Lines containing the string "Forecast" are to be counted; report only how many there are.

________________________________________

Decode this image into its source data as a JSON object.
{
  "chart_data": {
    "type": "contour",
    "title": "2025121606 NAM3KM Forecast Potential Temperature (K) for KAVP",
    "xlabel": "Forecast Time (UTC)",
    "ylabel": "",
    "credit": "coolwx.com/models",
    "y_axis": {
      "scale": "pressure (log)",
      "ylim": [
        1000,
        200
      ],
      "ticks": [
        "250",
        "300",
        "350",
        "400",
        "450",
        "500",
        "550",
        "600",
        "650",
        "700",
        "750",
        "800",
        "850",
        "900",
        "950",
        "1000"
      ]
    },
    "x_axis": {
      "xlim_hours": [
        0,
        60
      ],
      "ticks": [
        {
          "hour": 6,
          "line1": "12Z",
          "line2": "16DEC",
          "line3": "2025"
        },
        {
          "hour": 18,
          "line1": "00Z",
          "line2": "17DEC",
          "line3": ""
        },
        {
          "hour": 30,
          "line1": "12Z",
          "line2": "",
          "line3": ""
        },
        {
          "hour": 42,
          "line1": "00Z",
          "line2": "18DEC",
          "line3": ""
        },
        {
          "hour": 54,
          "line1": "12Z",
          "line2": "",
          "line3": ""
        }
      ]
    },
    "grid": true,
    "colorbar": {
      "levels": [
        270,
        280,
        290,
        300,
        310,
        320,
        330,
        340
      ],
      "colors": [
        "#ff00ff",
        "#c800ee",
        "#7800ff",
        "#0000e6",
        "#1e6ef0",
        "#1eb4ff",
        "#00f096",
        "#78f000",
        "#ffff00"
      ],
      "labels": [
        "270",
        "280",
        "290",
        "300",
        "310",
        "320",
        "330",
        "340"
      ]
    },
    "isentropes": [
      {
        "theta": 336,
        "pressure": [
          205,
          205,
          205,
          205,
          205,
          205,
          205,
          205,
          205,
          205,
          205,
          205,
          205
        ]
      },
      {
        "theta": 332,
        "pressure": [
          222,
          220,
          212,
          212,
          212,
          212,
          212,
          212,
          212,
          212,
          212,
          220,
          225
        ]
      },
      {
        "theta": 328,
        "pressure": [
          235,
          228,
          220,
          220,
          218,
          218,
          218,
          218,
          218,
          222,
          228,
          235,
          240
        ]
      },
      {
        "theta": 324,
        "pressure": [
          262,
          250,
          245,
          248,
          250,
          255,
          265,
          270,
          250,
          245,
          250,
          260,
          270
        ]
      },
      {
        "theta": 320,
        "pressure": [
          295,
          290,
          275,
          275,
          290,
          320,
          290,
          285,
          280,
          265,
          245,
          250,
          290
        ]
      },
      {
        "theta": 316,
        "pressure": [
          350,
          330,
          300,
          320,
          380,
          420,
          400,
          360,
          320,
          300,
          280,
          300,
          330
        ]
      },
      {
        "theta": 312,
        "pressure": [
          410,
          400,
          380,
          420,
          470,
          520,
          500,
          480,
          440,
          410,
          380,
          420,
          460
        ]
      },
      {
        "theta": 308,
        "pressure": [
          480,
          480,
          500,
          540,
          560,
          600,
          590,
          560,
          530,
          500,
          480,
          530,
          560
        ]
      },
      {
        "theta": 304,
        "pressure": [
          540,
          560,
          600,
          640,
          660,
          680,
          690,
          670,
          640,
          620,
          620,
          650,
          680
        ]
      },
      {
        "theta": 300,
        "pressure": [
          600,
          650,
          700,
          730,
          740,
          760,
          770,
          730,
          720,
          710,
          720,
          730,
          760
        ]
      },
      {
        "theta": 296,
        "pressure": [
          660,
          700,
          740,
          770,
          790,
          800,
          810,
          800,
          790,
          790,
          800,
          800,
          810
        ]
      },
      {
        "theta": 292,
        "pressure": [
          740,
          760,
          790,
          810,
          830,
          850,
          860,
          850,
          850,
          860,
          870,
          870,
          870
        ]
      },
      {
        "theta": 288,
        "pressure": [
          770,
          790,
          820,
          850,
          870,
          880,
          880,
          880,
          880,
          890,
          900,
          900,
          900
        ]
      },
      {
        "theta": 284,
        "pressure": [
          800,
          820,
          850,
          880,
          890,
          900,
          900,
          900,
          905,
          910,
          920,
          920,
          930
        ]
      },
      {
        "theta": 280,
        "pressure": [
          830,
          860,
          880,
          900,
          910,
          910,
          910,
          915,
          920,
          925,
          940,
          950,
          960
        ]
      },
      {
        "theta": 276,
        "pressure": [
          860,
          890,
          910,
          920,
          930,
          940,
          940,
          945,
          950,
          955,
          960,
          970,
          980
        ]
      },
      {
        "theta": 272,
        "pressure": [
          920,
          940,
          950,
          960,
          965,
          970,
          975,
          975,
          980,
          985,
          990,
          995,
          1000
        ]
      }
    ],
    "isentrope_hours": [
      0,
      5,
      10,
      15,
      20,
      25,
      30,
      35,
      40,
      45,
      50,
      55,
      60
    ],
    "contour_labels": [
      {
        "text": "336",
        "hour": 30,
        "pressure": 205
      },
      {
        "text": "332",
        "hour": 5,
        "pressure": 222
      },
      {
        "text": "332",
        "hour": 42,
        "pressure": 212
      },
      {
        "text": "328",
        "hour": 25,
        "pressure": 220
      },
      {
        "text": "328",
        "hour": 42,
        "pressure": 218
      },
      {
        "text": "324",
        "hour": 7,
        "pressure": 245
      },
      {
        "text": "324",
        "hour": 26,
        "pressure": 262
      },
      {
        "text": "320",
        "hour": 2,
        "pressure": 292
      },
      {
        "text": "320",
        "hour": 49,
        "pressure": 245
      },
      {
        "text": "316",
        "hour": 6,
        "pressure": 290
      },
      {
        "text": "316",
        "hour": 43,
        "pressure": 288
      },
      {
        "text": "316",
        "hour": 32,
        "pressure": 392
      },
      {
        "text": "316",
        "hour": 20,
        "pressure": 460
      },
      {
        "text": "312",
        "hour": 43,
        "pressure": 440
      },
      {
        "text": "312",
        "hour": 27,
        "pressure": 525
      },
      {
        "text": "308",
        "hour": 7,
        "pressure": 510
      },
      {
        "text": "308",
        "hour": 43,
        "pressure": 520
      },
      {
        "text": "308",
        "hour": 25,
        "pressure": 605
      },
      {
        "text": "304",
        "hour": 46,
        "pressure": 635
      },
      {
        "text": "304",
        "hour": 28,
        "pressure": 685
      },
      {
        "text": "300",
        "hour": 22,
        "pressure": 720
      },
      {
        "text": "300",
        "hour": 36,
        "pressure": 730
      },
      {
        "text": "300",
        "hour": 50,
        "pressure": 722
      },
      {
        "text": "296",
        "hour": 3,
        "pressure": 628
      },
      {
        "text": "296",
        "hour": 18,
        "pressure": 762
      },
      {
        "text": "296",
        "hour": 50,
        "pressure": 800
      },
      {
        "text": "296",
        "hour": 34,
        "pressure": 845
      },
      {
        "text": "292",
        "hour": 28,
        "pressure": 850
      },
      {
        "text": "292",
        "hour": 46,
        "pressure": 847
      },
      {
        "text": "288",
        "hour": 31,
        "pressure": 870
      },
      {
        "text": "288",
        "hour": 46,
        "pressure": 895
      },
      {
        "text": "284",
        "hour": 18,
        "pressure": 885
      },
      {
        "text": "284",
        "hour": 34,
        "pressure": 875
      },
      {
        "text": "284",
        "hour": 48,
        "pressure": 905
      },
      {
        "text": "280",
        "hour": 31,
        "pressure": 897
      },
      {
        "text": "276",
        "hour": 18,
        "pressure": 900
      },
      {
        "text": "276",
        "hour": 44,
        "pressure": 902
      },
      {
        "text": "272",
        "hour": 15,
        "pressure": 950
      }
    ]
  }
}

________________________________________

Problem solution:
2